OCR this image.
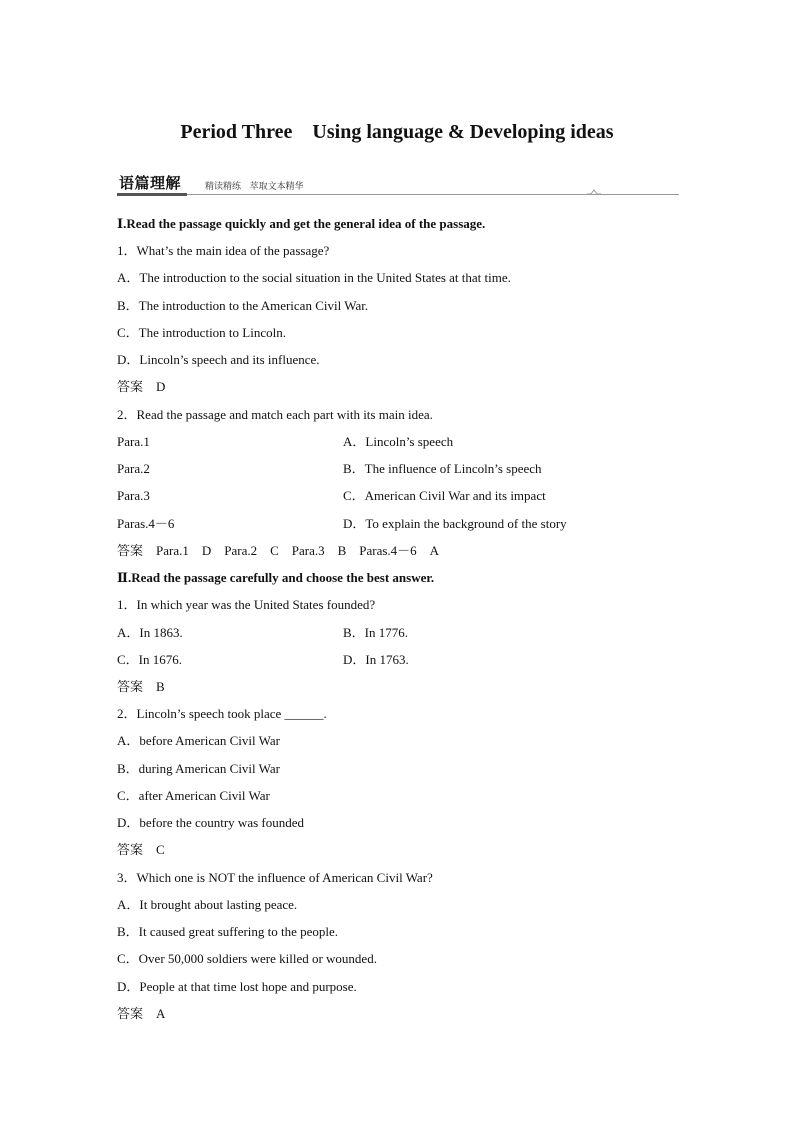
Period Three    Using language & Developing ideas
语篇理解	精读精练   萃取文本精华
Ⅰ.Read the passage quickly and get the general idea of the passage.
1．What’s the main idea of the passage?
A．The introduction to the social situation in the United States at that time.
B．The introduction to the American Civil War.
C．The introduction to Lincoln.
D．Lincoln’s speech and its influence.
答案　D
2．Read the passage and match each part with its main idea.
Para.1	A．Lincoln’s speech
Para.2	B．The influence of Lincoln’s speech
Para.3	C．American Civil War and its impact
Paras.4－6	D．To explain the background of the story
答案　Para.1　D　Para.2　C　Para.3　B　Paras.4－6　A
Ⅱ.Read the passage carefully and choose the best answer.
1．In which year was the United States founded?
A．In 1863.	B．In 1776.
C．In 1676.	D．In 1763.
答案　B
2．Lincoln’s speech took place ______.
A．before American Civil War
B．during American Civil War
C．after American Civil War
D．before the country was founded
答案　C
3．Which one is NOT the influence of American Civil War?
A．It brought about lasting peace.
B．It caused great suffering to the people.
C．Over 50,000 soldiers were killed or wounded.
D．People at that time lost hope and purpose.
答案　A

---

Required task
Reproduce every entry exactly, but omit each picture.

Task response
OCR this image.
Period Three    Using language & Developing ideas
语篇理解	精读精练   萃取文本精华
Ⅰ.Read the passage quickly and get the general idea of the passage.
1．What’s the main idea of the passage?
A．The introduction to the social situation in the United States at that time.
B．The introduction to the American Civil War.
C．The introduction to Lincoln.
D．Lincoln’s speech and its influence.
答案　D
2．Read the passage and match each part with its main idea.
Para.1	A．Lincoln’s speech
Para.2	B．The influence of Lincoln’s speech
Para.3	C．American Civil War and its impact
Paras.4－6	D．To explain the background of the story
答案　Para.1　D　Para.2　C　Para.3　B　Paras.4－6　A
Ⅱ.Read the passage carefully and choose the best answer.
1．In which year was the United States founded?
A．In 1863.	B．In 1776.
C．In 1676.	D．In 1763.
答案　B
2．Lincoln’s speech took place ______.
A．before American Civil War
B．during American Civil War
C．after American Civil War
D．before the country was founded
答案　C
3．Which one is NOT the influence of American Civil War?
A．It brought about lasting peace.
B．It caused great suffering to the people.
C．Over 50,000 soldiers were killed or wounded.
D．People at that time lost hope and purpose.
答案　A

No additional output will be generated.